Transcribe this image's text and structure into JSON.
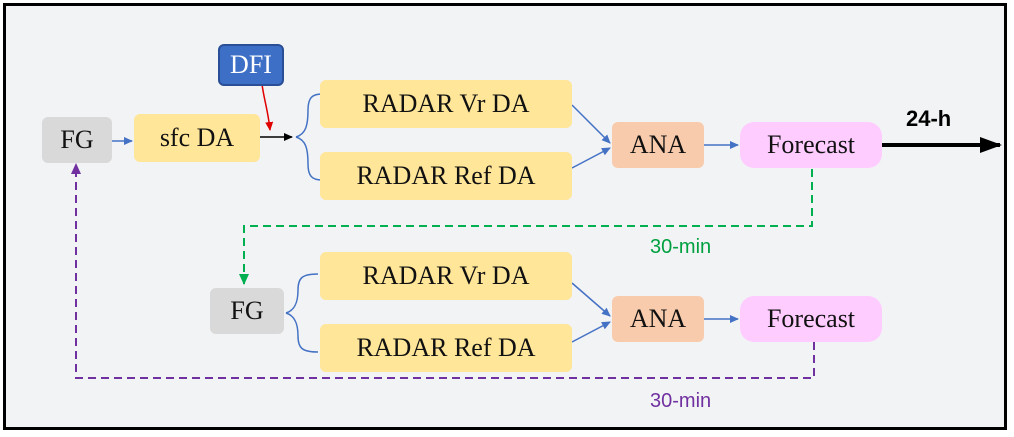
{
  "diagram": {
    "cycle1": {
      "dfi": "DFI",
      "fg": "FG",
      "sfc": "sfc DA",
      "vr": "RADAR Vr DA",
      "ref": "RADAR Ref DA",
      "ana": "ANA",
      "forecast": "Forecast",
      "lead_label": "24-h"
    },
    "cycle2": {
      "fg": "FG",
      "vr": "RADAR Vr DA",
      "ref": "RADAR Ref DA",
      "ana": "ANA",
      "forecast": "Forecast"
    },
    "links": {
      "green_label": "30-min",
      "purple_label": "30-min"
    },
    "colors": {
      "blue_arrow": "#4472c4",
      "green_dashed": "#00b050",
      "purple_dashed": "#7030a0",
      "red_arrow": "#e00000"
    }
  }
}
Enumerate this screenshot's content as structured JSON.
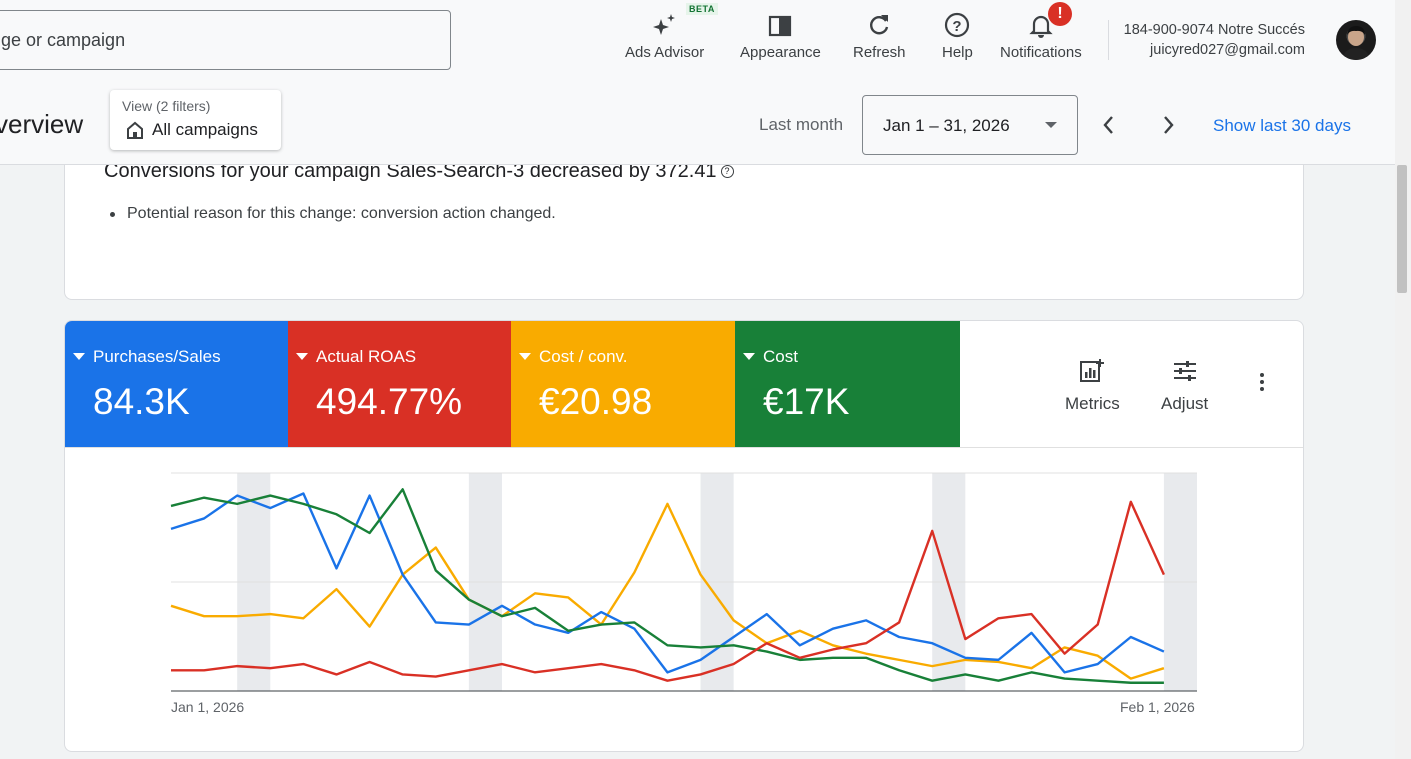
{
  "topbar": {
    "search_text": "ge or campaign",
    "tools": [
      {
        "label": "Ads Advisor",
        "icon": "sparkle-icon"
      },
      {
        "label": "Appearance",
        "icon": "appearance-icon"
      },
      {
        "label": "Refresh",
        "icon": "refresh-icon"
      },
      {
        "label": "Help",
        "icon": "help-icon"
      },
      {
        "label": "Notifications",
        "icon": "bell-icon"
      }
    ],
    "beta_badge": "BETA",
    "notification_alert": "!",
    "account_line1": "184-900-9074 Notre Succés",
    "account_line2": "juicyred027@gmail.com"
  },
  "header": {
    "page_title": "verview",
    "view_filter_small": "View (2 filters)",
    "view_filter_big": "All campaigns",
    "period_label": "Last month",
    "date_range": "Jan 1 – 31, 2026",
    "show_last": "Show last 30 days"
  },
  "insight": {
    "title": "Conversions for your campaign Sales-Search-3 decreased by 372.41",
    "help_glyph": "?",
    "bullet": "Potential reason for this change: conversion action changed."
  },
  "scorecards": [
    {
      "name": "Purchases/Sales",
      "value": "84.3K",
      "color": "#1a73e8"
    },
    {
      "name": "Actual ROAS",
      "value": "494.77%",
      "color": "#d93025"
    },
    {
      "name": "Cost / conv.",
      "value": "€20.98",
      "color": "#f9ab00"
    },
    {
      "name": "Cost",
      "value": "€17K",
      "color": "#188038"
    }
  ],
  "chart_tools": {
    "metrics": "Metrics",
    "adjust": "Adjust"
  },
  "chart_data": {
    "type": "line",
    "x_start_label": "Jan 1, 2026",
    "x_end_label": "Feb 1, 2026",
    "y_scale": "normalized 0-1 per metric (no axis values shown)",
    "weekend_bands": [
      [
        2,
        3
      ],
      [
        9,
        10
      ],
      [
        16,
        17
      ],
      [
        23,
        24
      ],
      [
        30,
        31
      ]
    ],
    "series": [
      {
        "name": "Purchases/Sales",
        "color": "#1a73e8",
        "values": [
          0.77,
          0.82,
          0.93,
          0.87,
          0.94,
          0.58,
          0.93,
          0.55,
          0.32,
          0.31,
          0.4,
          0.31,
          0.27,
          0.37,
          0.29,
          0.08,
          0.14,
          0.25,
          0.36,
          0.21,
          0.29,
          0.33,
          0.25,
          0.22,
          0.15,
          0.14,
          0.27,
          0.08,
          0.12,
          0.25,
          0.18
        ]
      },
      {
        "name": "Actual ROAS",
        "color": "#d93025",
        "values": [
          0.09,
          0.09,
          0.11,
          0.1,
          0.12,
          0.07,
          0.13,
          0.07,
          0.06,
          0.09,
          0.12,
          0.08,
          0.1,
          0.12,
          0.09,
          0.04,
          0.07,
          0.12,
          0.22,
          0.15,
          0.19,
          0.22,
          0.32,
          0.76,
          0.24,
          0.34,
          0.36,
          0.17,
          0.31,
          0.9,
          0.55
        ]
      },
      {
        "name": "Cost / conv.",
        "color": "#f9ab00",
        "values": [
          0.4,
          0.35,
          0.35,
          0.36,
          0.34,
          0.48,
          0.3,
          0.55,
          0.68,
          0.43,
          0.35,
          0.46,
          0.44,
          0.31,
          0.56,
          0.89,
          0.55,
          0.33,
          0.22,
          0.28,
          0.21,
          0.17,
          0.14,
          0.11,
          0.14,
          0.13,
          0.1,
          0.2,
          0.16,
          0.05,
          0.1
        ]
      },
      {
        "name": "Cost",
        "color": "#188038",
        "values": [
          0.88,
          0.92,
          0.89,
          0.93,
          0.89,
          0.84,
          0.75,
          0.96,
          0.57,
          0.43,
          0.35,
          0.39,
          0.28,
          0.31,
          0.32,
          0.21,
          0.2,
          0.21,
          0.18,
          0.14,
          0.15,
          0.15,
          0.09,
          0.04,
          0.07,
          0.04,
          0.08,
          0.05,
          0.04,
          0.03,
          0.03
        ]
      }
    ]
  }
}
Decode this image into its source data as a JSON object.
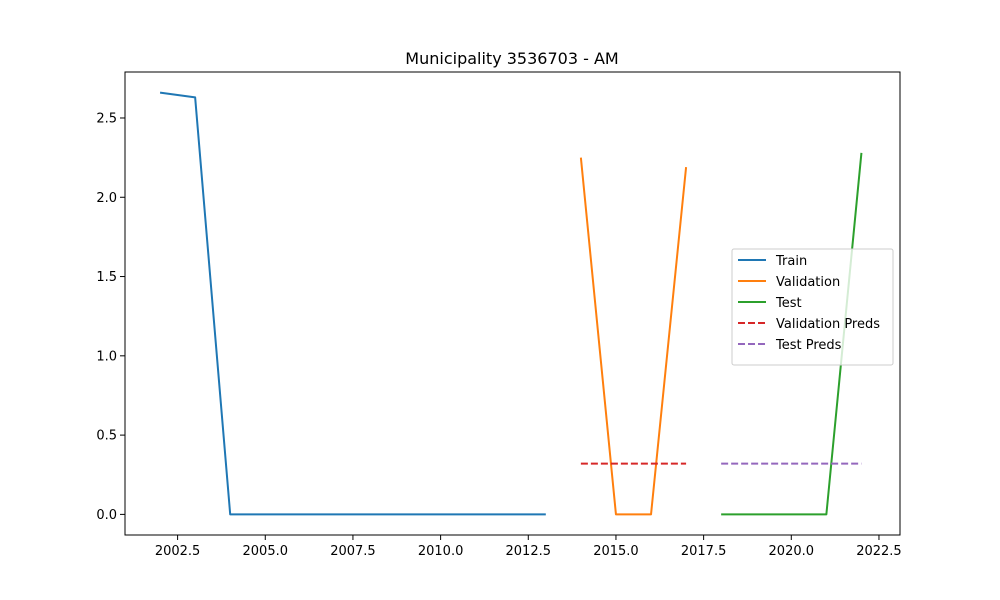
{
  "chart_data": {
    "type": "line",
    "title": "Municipality 3536703 - AM",
    "xlabel": "",
    "ylabel": "",
    "xlim": [
      2001.0,
      2023.1
    ],
    "ylim": [
      -0.13,
      2.79
    ],
    "xticks": [
      2002.5,
      2005.0,
      2007.5,
      2010.0,
      2012.5,
      2015.0,
      2017.5,
      2020.0,
      2022.5
    ],
    "xtick_labels": [
      "2002.5",
      "2005.0",
      "2007.5",
      "2010.0",
      "2012.5",
      "2015.0",
      "2017.5",
      "2020.0",
      "2022.5"
    ],
    "yticks": [
      0.0,
      0.5,
      1.0,
      1.5,
      2.0,
      2.5
    ],
    "ytick_labels": [
      "0.0",
      "0.5",
      "1.0",
      "1.5",
      "2.0",
      "2.5"
    ],
    "grid": false,
    "legend_position": "center-right",
    "series": [
      {
        "name": "Train",
        "color": "#1f77b4",
        "dash": "solid",
        "x": [
          2002,
          2003,
          2004,
          2005,
          2006,
          2007,
          2008,
          2009,
          2010,
          2011,
          2012,
          2013
        ],
        "y": [
          2.66,
          2.63,
          0,
          0,
          0,
          0,
          0,
          0,
          0,
          0,
          0,
          0
        ]
      },
      {
        "name": "Validation",
        "color": "#ff7f0e",
        "dash": "solid",
        "x": [
          2014,
          2015,
          2016,
          2017
        ],
        "y": [
          2.25,
          0,
          0,
          2.19
        ]
      },
      {
        "name": "Test",
        "color": "#2ca02c",
        "dash": "solid",
        "x": [
          2018,
          2019,
          2020,
          2021,
          2022
        ],
        "y": [
          0,
          0,
          0,
          0,
          2.28
        ]
      },
      {
        "name": "Validation Preds",
        "color": "#d62728",
        "dash": "dashed",
        "x": [
          2014,
          2015,
          2016,
          2017
        ],
        "y": [
          0.32,
          0.32,
          0.32,
          0.32
        ]
      },
      {
        "name": "Test Preds",
        "color": "#9467bd",
        "dash": "dashed",
        "x": [
          2018,
          2019,
          2020,
          2021,
          2022
        ],
        "y": [
          0.32,
          0.32,
          0.32,
          0.32,
          0.32
        ]
      }
    ]
  }
}
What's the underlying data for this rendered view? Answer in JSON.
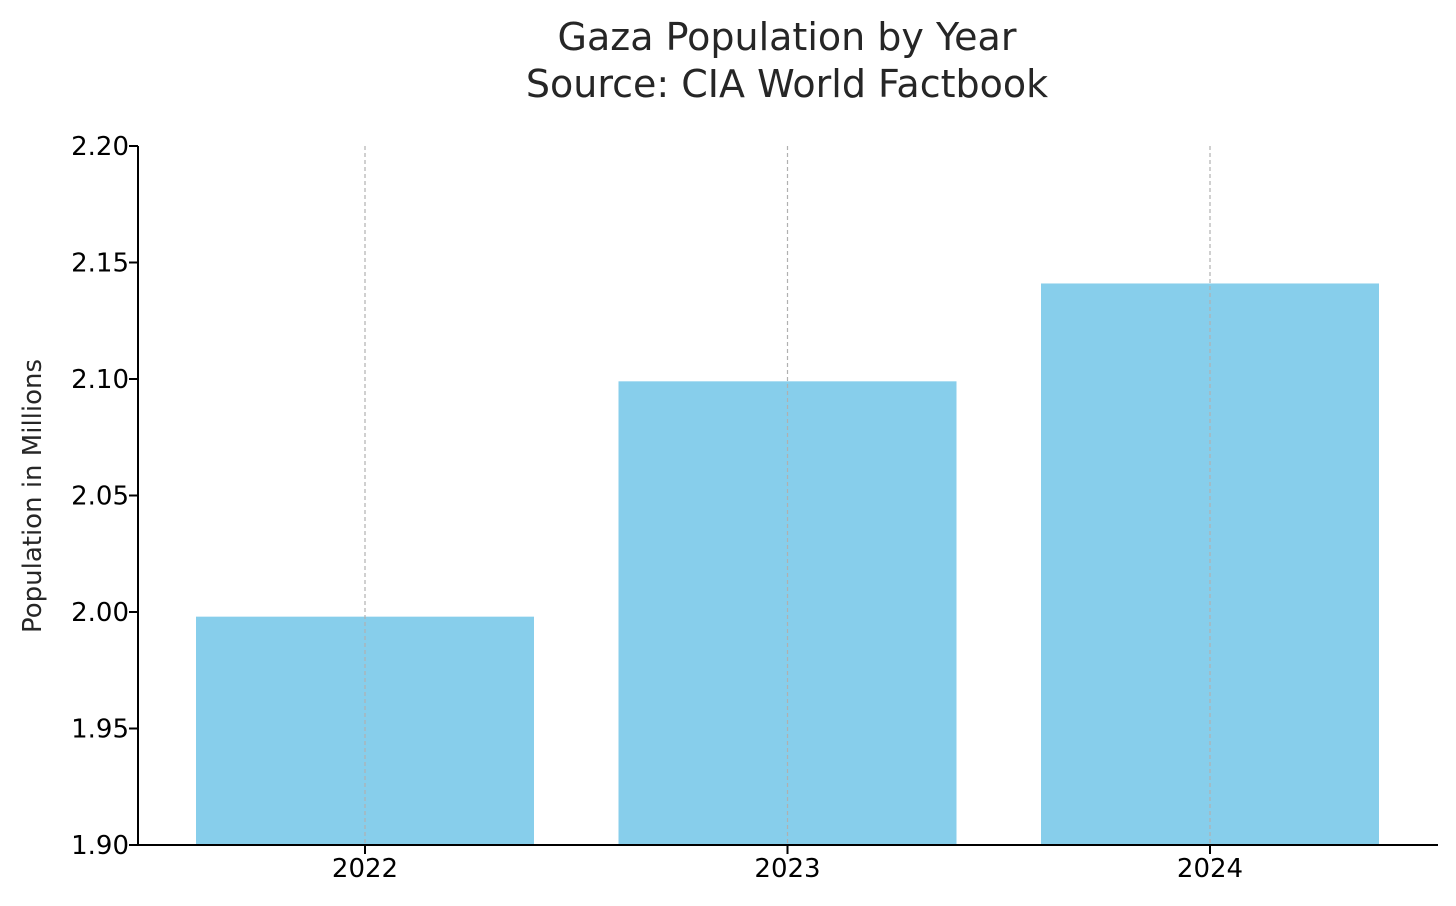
{
  "chart_data": {
    "type": "bar",
    "title_lines": [
      "Gaza Population by Year",
      "Source: CIA World Factbook"
    ],
    "xlabel": "",
    "ylabel": "Population in Millions",
    "categories": [
      "2022",
      "2023",
      "2024"
    ],
    "values": [
      1.998,
      2.099,
      2.141
    ],
    "ylim": [
      1.9,
      2.2
    ],
    "yticks": [
      "1.90",
      "1.95",
      "2.00",
      "2.05",
      "2.10",
      "2.15",
      "2.20"
    ],
    "grid": "vertical dashed",
    "legend": "none",
    "bar_color": "#87ceeb",
    "grid_color": "#b0b0b0",
    "axis_color": "#000000",
    "text_color": "#262626"
  }
}
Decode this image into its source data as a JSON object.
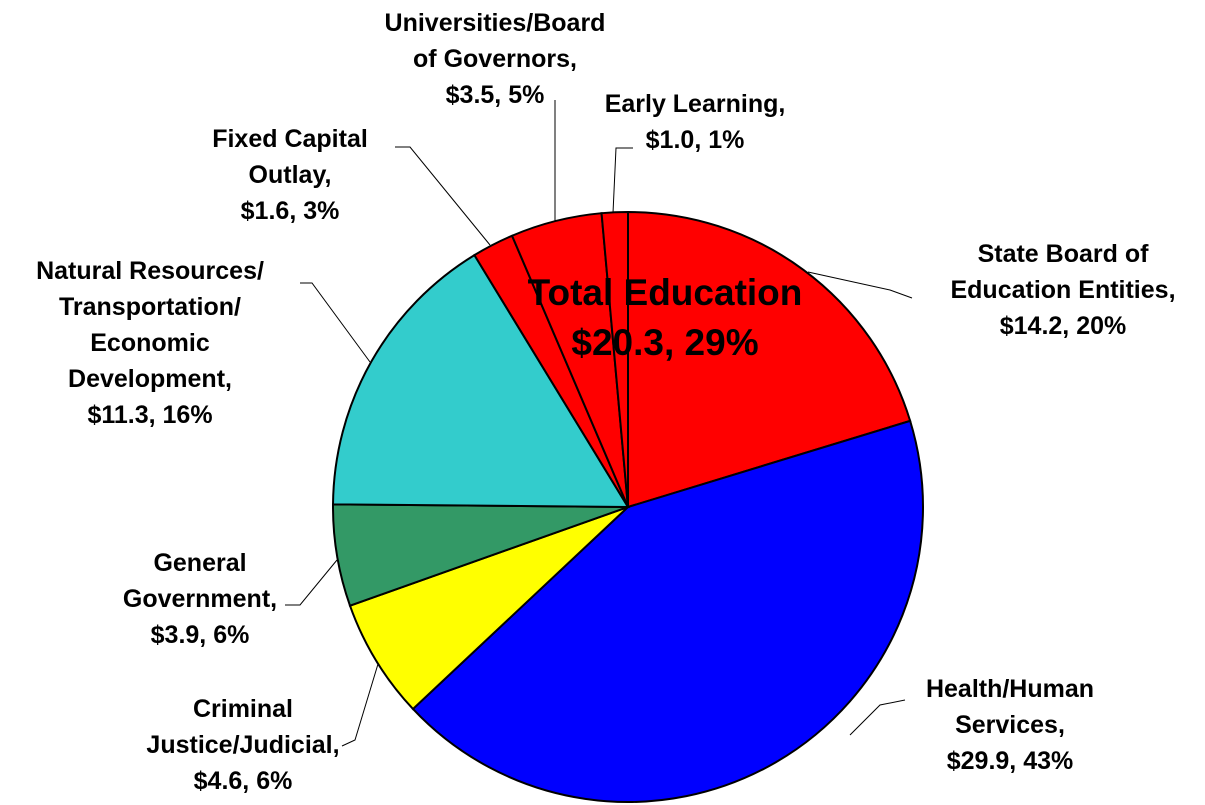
{
  "chart_data": {
    "type": "pie",
    "categories": [
      "State Board of\nEducation Entities,",
      "Health/Human\nServices,",
      "Criminal\nJustice/Judicial,",
      "General\nGovernment,",
      "Natural Resources/\nTransportation/\nEconomic\nDevelopment,",
      "Fixed Capital\nOutlay,",
      "Universities/Board\nof Governors,",
      "Early Learning,"
    ],
    "values": [
      14.2,
      29.9,
      4.6,
      3.9,
      11.3,
      1.6,
      3.5,
      1.0
    ],
    "value_labels": [
      "$14.2, 20%",
      "$29.9, 43%",
      "$4.6, 6%",
      "$3.9, 6%",
      "$11.3, 16%",
      "$1.6, 3%",
      "$3.5, 5%",
      "$1.0, 1%"
    ],
    "colors": [
      "#ff0000",
      "#0000ff",
      "#ffff00",
      "#339966",
      "#33cccc",
      "#ff0000",
      "#ff0000",
      "#ff0000"
    ],
    "annotation": "Total Education\n$20.3, 29%"
  }
}
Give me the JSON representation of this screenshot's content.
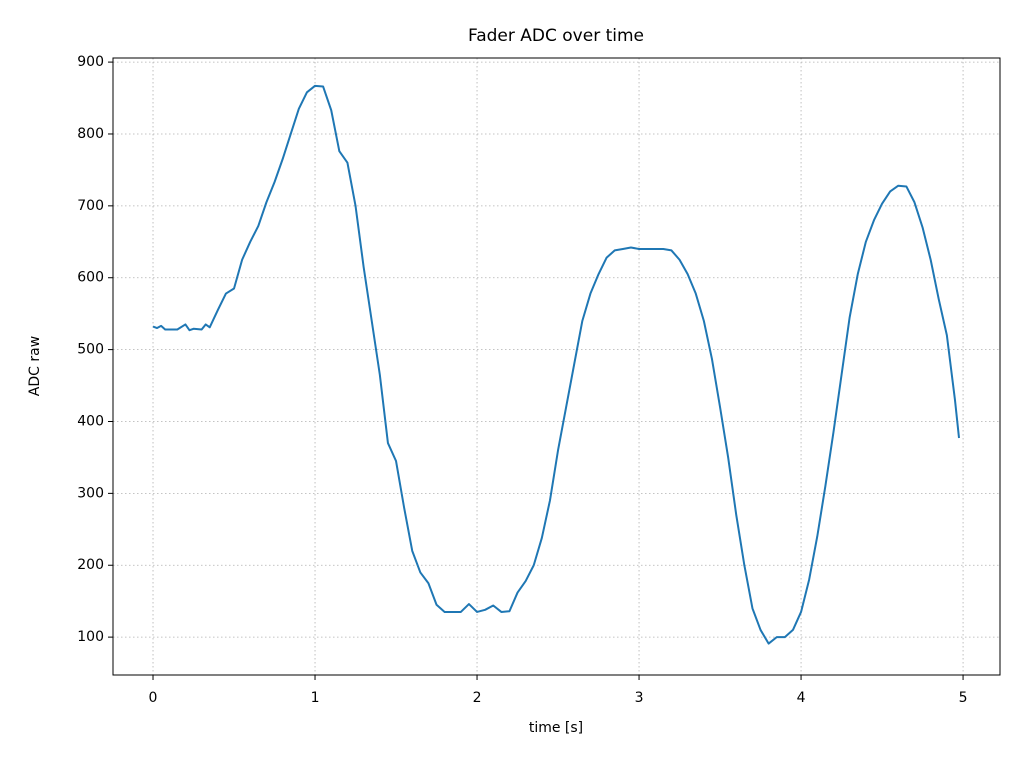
{
  "chart_data": {
    "type": "line",
    "title": "Fader ADC over time",
    "x_label": "time [s]",
    "y_label": "ADC raw",
    "x": [
      0,
      0.025,
      0.05,
      0.075,
      0.1,
      0.15,
      0.2,
      0.225,
      0.25,
      0.3,
      0.325,
      0.35,
      0.4,
      0.45,
      0.5,
      0.55,
      0.6,
      0.65,
      0.7,
      0.75,
      0.8,
      0.85,
      0.9,
      0.95,
      1.0,
      1.05,
      1.1,
      1.15,
      1.2,
      1.25,
      1.3,
      1.35,
      1.4,
      1.45,
      1.5,
      1.55,
      1.6,
      1.65,
      1.7,
      1.75,
      1.8,
      1.85,
      1.9,
      1.95,
      2.0,
      2.05,
      2.1,
      2.15,
      2.2,
      2.25,
      2.3,
      2.35,
      2.4,
      2.45,
      2.5,
      2.55,
      2.6,
      2.65,
      2.7,
      2.75,
      2.8,
      2.85,
      2.9,
      2.95,
      3.0,
      3.05,
      3.1,
      3.15,
      3.2,
      3.25,
      3.3,
      3.35,
      3.4,
      3.45,
      3.5,
      3.55,
      3.6,
      3.65,
      3.7,
      3.75,
      3.8,
      3.85,
      3.9,
      3.95,
      4.0,
      4.05,
      4.1,
      4.15,
      4.2,
      4.25,
      4.3,
      4.35,
      4.4,
      4.45,
      4.5,
      4.55,
      4.6,
      4.65,
      4.7,
      4.75,
      4.8,
      4.85,
      4.9,
      4.95,
      4.975
    ],
    "series": [
      {
        "name": "ADC raw",
        "color": "#1f77b4",
        "values": [
          532,
          530,
          533,
          528,
          528,
          528,
          535,
          527,
          529,
          528,
          535,
          531,
          555,
          578,
          585,
          625,
          650,
          672,
          705,
          733,
          765,
          800,
          835,
          858,
          867,
          866,
          833,
          776,
          760,
          700,
          615,
          540,
          465,
          370,
          345,
          280,
          220,
          190,
          175,
          145,
          135,
          135,
          135,
          146,
          135,
          138,
          144,
          135,
          136,
          162,
          178,
          200,
          238,
          290,
          360,
          420,
          480,
          540,
          578,
          605,
          628,
          638,
          640,
          642,
          640,
          640,
          640,
          640,
          638,
          625,
          605,
          578,
          540,
          487,
          420,
          350,
          270,
          200,
          140,
          110,
          91,
          100,
          100,
          110,
          135,
          180,
          240,
          310,
          385,
          465,
          545,
          605,
          650,
          680,
          703,
          720,
          728,
          727,
          705,
          670,
          625,
          570,
          520,
          430,
          377
        ]
      }
    ],
    "xlim": [
      -0.247,
      5.228
    ],
    "ylim": [
      47.3,
      905.7
    ],
    "xticks": [
      0,
      1,
      2,
      3,
      4,
      5
    ],
    "yticks": [
      100,
      200,
      300,
      400,
      500,
      600,
      700,
      800,
      900
    ],
    "grid": true
  }
}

□ □ □ □ □ □ □

== YOUR OBJECTIVE ==
Look through the records and gather each line with the word "time".

== EXERCISE SOLUTION ==
    "title": "Fader ADC over time",
    "x_label": "time [s]",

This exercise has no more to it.